AIM
Read the records below and copy each line that contains "νευρικὸν".
• • • • •
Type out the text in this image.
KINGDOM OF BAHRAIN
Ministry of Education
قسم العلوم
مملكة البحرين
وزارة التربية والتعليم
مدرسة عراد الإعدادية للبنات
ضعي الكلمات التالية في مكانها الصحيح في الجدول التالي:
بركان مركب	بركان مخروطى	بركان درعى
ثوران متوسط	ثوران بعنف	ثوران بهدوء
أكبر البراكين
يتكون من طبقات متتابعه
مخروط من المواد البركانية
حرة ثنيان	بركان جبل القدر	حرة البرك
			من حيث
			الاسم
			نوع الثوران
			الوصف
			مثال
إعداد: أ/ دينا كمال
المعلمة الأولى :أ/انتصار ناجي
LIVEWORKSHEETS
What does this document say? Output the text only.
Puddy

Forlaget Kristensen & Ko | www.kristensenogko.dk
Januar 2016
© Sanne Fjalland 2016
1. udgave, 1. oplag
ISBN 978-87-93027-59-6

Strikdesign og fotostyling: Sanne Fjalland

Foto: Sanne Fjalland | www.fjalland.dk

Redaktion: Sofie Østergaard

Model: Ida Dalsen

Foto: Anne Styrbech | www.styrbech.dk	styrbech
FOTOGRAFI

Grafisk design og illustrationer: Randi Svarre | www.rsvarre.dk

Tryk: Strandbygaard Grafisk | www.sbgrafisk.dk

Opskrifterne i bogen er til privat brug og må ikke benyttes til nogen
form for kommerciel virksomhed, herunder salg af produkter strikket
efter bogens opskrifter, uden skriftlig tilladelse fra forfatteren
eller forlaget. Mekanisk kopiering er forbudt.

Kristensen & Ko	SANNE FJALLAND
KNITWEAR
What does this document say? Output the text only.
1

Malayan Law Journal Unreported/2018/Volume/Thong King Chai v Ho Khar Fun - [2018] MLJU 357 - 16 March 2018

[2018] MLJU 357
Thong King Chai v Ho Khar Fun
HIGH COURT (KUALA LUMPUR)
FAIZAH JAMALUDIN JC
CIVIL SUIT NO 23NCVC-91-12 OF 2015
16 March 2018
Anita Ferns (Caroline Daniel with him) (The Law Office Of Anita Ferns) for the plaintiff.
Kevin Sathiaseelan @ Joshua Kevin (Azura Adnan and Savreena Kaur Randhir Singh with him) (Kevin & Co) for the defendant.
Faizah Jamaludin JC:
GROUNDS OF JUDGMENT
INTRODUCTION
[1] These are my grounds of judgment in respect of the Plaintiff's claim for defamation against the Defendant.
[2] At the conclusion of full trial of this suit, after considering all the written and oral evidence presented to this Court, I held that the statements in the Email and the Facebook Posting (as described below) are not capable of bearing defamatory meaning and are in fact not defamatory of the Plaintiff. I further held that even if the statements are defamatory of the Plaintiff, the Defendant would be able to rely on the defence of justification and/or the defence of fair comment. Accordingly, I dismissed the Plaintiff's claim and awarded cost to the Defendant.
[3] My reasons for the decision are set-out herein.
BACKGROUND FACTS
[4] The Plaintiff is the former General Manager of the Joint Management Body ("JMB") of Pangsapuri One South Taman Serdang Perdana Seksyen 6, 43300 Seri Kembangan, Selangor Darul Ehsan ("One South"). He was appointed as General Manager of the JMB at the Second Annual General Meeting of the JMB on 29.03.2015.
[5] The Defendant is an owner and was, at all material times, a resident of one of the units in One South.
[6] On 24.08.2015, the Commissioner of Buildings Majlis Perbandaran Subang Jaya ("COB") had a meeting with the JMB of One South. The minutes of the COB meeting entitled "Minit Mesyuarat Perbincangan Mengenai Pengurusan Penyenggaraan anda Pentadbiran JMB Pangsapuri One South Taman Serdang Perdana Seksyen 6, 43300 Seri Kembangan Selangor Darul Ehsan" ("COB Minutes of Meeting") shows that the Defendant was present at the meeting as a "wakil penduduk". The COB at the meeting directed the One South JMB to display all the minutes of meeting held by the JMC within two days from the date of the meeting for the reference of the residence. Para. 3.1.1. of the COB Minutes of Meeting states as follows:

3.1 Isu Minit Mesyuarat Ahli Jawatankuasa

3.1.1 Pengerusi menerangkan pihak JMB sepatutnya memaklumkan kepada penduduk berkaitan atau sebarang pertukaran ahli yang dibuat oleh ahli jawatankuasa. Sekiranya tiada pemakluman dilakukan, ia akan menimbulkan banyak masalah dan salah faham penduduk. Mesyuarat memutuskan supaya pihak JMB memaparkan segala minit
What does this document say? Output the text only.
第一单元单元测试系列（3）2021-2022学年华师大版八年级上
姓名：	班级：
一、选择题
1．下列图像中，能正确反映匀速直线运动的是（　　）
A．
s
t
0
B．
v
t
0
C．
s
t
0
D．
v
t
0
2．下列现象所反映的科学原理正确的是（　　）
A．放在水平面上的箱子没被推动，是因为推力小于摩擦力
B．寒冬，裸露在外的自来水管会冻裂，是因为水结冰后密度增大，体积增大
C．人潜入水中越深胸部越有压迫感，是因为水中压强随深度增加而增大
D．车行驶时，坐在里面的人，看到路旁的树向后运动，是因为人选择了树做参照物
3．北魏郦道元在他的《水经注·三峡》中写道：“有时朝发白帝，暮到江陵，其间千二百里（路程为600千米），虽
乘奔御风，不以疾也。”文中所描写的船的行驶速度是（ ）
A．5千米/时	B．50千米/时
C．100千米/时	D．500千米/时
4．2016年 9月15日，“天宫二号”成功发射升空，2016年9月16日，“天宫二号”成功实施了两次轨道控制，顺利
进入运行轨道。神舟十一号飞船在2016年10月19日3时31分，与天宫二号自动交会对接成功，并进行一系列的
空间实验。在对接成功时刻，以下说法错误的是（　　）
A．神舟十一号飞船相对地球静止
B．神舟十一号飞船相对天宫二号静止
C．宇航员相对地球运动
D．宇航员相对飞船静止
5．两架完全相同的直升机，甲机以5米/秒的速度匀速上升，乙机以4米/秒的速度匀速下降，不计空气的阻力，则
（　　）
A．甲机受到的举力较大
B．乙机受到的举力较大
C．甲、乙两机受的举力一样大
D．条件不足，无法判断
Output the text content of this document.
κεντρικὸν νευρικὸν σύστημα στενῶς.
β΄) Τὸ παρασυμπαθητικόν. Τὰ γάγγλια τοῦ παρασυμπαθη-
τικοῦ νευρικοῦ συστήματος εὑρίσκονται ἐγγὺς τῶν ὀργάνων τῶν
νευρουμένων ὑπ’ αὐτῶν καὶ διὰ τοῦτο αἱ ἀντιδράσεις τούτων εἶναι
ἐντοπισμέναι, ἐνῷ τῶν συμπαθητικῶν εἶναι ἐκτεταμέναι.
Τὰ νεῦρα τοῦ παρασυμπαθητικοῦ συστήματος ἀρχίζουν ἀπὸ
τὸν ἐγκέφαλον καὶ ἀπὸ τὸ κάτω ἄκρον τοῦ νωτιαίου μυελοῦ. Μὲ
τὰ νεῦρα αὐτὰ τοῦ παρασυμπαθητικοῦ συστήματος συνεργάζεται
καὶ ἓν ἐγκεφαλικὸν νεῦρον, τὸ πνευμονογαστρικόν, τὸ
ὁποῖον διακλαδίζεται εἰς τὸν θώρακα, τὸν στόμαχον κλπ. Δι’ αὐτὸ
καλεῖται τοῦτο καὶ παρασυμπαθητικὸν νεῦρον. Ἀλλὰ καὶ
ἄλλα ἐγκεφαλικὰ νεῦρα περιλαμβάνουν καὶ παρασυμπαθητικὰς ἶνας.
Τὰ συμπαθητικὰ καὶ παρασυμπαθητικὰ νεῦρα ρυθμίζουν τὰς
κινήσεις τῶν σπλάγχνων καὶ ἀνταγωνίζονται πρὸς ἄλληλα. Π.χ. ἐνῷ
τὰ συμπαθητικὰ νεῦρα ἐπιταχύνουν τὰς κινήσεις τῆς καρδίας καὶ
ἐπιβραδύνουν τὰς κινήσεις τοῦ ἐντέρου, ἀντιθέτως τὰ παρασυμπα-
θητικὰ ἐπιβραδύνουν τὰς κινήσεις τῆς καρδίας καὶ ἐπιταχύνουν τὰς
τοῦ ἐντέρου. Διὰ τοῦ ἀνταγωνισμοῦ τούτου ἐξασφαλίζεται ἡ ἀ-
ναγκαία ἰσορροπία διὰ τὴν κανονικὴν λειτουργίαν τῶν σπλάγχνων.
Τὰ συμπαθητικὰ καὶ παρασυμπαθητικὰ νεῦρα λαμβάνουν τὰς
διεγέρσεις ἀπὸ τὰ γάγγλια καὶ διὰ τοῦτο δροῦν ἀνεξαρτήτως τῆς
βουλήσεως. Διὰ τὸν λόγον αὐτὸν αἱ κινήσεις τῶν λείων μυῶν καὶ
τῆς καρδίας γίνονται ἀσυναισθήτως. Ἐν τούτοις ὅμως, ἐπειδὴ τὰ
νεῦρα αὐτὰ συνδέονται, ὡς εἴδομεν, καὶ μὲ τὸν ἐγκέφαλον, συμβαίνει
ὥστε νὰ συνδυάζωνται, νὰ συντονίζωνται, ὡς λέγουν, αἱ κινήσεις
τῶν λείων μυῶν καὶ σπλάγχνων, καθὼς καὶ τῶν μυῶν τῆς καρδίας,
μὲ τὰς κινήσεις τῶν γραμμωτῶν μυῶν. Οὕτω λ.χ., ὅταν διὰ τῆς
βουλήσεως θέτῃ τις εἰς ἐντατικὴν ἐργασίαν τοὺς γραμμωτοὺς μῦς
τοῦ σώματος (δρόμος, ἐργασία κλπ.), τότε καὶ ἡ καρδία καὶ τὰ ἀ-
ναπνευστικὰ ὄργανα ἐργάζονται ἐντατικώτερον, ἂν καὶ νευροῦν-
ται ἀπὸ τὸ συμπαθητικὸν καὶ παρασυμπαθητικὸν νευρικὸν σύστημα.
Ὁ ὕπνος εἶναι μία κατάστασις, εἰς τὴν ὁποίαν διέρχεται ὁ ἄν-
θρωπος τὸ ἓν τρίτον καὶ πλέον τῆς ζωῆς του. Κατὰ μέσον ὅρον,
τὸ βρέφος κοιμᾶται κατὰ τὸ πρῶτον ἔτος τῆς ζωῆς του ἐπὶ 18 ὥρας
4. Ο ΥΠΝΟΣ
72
• • • • •
SOLUTION BELOW
κεντρικὸν νευρικὸν σύστημα στενῶς.
ται ἀπὸ τὸ συμπαθητικὸν καὶ παρασυμπαθητικὸν νευρικὸν σύστημα.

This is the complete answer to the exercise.